_Work to do_. In the data below, copy out unchanged the lines that begin with the one containing "socket-label-line2: WIDE bbox=[121, 463, 164, 478]" and end with the one containing "chip-marking-combo[interactable]: ▼ bbox=[216, 123, 528, 144]", including both.

_Dataset records_.
-- begin --
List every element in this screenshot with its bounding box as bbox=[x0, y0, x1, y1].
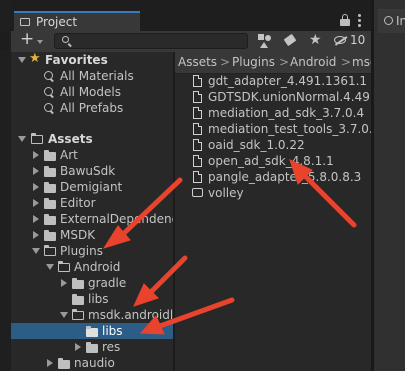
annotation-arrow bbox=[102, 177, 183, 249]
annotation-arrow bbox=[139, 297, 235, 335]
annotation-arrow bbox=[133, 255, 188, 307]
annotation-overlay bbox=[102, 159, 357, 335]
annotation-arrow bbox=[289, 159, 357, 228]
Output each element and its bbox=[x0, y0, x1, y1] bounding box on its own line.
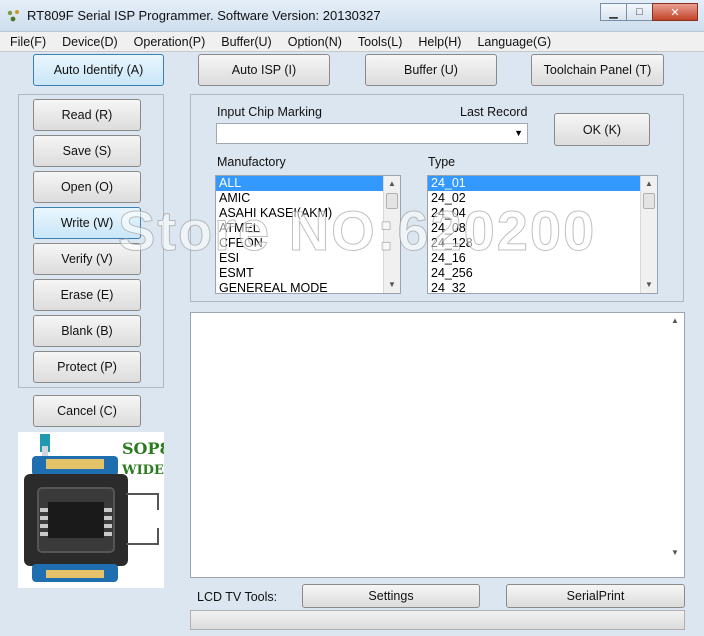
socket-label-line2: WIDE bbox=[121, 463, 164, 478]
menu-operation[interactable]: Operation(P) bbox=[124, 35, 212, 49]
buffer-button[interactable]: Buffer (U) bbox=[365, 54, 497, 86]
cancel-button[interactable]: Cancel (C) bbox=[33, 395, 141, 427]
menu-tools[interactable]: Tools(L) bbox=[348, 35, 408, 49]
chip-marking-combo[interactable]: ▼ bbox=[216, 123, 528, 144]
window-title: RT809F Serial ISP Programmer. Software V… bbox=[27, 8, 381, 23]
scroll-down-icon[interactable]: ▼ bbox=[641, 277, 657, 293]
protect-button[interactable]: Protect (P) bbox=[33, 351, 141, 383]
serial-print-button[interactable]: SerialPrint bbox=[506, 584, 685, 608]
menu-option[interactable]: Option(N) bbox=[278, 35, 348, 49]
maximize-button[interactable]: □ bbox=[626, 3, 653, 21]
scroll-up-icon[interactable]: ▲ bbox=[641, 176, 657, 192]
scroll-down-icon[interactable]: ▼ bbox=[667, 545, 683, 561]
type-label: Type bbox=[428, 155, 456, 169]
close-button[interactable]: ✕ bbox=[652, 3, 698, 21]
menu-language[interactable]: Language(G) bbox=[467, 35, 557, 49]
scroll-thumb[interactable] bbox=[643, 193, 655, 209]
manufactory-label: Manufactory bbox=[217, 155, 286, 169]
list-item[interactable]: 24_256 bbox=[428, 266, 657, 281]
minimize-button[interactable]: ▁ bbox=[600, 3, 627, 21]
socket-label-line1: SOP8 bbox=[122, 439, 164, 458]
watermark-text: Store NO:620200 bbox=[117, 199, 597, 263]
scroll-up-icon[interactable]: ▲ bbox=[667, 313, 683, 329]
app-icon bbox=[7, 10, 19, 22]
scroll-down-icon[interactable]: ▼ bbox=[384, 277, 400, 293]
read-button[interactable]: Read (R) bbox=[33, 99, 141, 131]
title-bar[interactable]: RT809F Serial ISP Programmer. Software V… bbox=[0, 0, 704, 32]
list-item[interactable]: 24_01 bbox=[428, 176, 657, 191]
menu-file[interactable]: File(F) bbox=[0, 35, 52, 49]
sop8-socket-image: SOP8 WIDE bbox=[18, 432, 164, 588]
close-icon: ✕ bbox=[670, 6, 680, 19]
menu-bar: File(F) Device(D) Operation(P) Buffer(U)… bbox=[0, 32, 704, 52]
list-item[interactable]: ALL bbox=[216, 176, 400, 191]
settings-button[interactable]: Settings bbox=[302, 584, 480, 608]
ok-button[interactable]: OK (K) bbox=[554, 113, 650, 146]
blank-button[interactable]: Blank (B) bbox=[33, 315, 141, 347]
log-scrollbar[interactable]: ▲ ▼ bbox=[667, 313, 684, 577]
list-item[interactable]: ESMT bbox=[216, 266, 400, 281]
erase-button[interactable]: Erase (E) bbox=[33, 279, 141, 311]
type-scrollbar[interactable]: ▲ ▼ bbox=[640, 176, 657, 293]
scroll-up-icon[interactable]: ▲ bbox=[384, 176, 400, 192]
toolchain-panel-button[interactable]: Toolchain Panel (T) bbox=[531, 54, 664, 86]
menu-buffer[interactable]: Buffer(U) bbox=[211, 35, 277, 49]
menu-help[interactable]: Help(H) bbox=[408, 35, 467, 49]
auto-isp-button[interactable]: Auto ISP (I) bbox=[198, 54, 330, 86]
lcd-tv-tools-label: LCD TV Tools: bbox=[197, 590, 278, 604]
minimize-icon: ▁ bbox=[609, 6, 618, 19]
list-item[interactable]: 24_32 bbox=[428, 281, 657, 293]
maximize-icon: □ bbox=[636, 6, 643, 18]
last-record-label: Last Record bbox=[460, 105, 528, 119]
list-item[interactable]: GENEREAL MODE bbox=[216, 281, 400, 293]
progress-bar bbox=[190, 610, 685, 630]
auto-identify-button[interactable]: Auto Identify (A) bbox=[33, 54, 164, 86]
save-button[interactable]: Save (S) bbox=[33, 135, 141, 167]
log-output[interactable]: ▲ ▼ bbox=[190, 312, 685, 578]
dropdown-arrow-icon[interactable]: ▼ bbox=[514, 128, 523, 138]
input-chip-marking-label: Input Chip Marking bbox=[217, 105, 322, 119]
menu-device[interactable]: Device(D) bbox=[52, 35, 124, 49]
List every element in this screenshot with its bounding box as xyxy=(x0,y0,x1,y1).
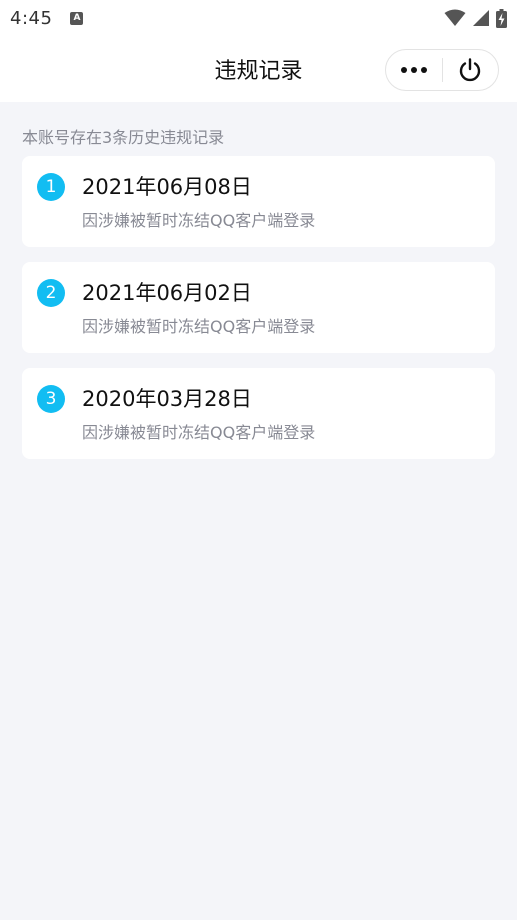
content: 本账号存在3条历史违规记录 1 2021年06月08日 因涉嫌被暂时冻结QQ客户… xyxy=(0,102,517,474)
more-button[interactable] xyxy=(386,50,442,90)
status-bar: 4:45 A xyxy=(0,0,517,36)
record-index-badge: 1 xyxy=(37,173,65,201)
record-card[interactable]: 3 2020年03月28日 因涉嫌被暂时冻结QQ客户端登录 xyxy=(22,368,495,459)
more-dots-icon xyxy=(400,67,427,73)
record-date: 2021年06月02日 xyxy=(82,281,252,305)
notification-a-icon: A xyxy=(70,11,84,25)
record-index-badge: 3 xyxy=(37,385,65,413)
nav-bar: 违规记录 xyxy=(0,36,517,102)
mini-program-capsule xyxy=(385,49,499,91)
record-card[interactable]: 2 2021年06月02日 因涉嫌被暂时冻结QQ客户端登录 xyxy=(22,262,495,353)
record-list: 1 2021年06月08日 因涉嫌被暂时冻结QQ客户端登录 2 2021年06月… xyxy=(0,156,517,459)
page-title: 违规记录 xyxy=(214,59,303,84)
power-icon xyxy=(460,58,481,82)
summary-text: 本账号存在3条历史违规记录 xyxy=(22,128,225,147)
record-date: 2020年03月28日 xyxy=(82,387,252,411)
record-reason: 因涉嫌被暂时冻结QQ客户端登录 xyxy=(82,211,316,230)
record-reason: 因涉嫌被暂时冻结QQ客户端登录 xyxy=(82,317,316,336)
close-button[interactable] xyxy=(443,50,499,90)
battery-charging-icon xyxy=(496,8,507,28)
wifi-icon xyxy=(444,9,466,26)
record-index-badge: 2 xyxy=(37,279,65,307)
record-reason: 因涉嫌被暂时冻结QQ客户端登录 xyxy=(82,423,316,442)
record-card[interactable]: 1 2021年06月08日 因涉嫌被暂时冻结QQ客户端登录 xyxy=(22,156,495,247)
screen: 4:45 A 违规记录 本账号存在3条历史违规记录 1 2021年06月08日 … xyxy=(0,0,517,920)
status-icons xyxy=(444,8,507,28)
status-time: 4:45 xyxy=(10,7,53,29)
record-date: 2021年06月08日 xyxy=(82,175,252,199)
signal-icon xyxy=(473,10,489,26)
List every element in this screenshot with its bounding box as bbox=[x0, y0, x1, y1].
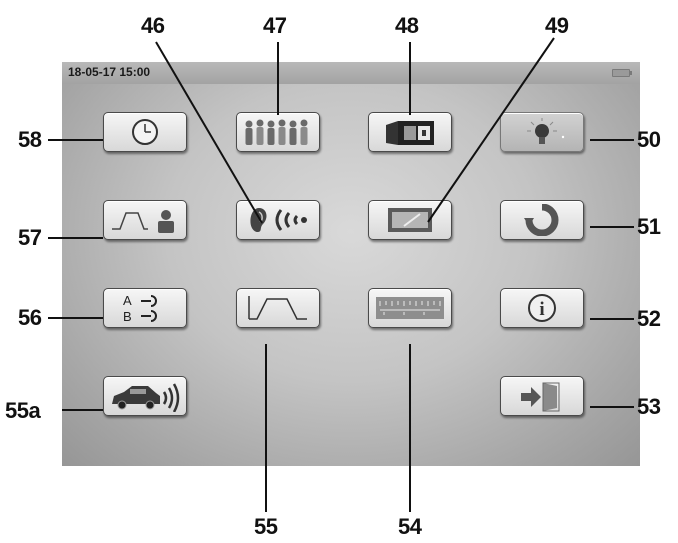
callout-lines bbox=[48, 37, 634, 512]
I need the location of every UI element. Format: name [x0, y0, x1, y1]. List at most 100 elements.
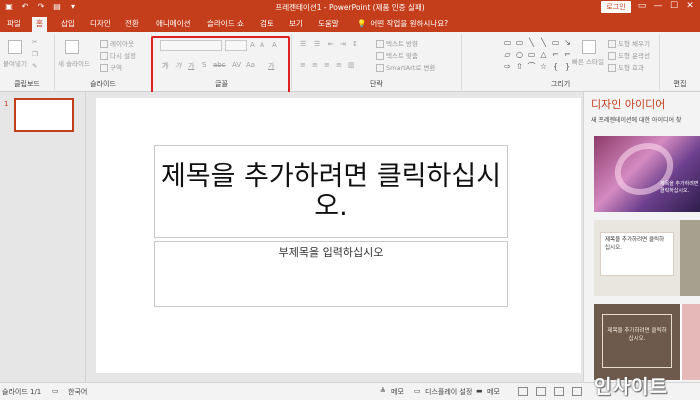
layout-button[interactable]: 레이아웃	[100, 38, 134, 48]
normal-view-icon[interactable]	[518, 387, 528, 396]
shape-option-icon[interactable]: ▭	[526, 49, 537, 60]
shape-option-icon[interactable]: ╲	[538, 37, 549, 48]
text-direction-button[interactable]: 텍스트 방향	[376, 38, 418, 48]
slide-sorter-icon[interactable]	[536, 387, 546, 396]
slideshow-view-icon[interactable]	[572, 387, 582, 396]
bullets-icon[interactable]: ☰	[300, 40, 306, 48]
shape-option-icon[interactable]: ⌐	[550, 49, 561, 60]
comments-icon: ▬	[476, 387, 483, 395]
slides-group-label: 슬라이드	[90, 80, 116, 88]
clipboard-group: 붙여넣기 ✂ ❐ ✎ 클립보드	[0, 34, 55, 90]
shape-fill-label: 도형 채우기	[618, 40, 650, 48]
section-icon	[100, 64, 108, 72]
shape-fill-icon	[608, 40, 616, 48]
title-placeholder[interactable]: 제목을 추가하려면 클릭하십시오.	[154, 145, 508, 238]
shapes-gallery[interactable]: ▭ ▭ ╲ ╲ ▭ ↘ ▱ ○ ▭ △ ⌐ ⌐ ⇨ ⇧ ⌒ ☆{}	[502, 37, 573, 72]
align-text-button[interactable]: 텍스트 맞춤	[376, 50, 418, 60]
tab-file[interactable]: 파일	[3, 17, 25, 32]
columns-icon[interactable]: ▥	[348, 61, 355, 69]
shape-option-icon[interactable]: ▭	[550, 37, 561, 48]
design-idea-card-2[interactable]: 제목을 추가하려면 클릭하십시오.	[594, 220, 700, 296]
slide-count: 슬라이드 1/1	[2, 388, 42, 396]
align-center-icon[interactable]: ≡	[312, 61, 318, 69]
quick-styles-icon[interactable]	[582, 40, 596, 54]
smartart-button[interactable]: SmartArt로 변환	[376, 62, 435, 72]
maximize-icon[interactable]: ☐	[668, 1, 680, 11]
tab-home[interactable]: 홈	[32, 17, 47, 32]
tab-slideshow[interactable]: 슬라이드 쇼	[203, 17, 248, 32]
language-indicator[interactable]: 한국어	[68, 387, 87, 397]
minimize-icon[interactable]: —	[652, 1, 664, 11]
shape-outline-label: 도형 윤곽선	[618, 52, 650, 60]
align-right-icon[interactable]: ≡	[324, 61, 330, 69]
-- end --
_Output for this exercise_.
socket-label-line2: WIDE bbox=[121, 463, 164, 478]
menu-operation[interactable]: Operation(P) bbox=[124, 35, 212, 49]
buffer-button[interactable]: Buffer (U) bbox=[365, 54, 497, 86]
cancel-button[interactable]: Cancel (C) bbox=[33, 395, 141, 427]
menu-tools[interactable]: Tools(L) bbox=[348, 35, 408, 49]
chip-marking-combo[interactable]: ▼ bbox=[216, 123, 528, 144]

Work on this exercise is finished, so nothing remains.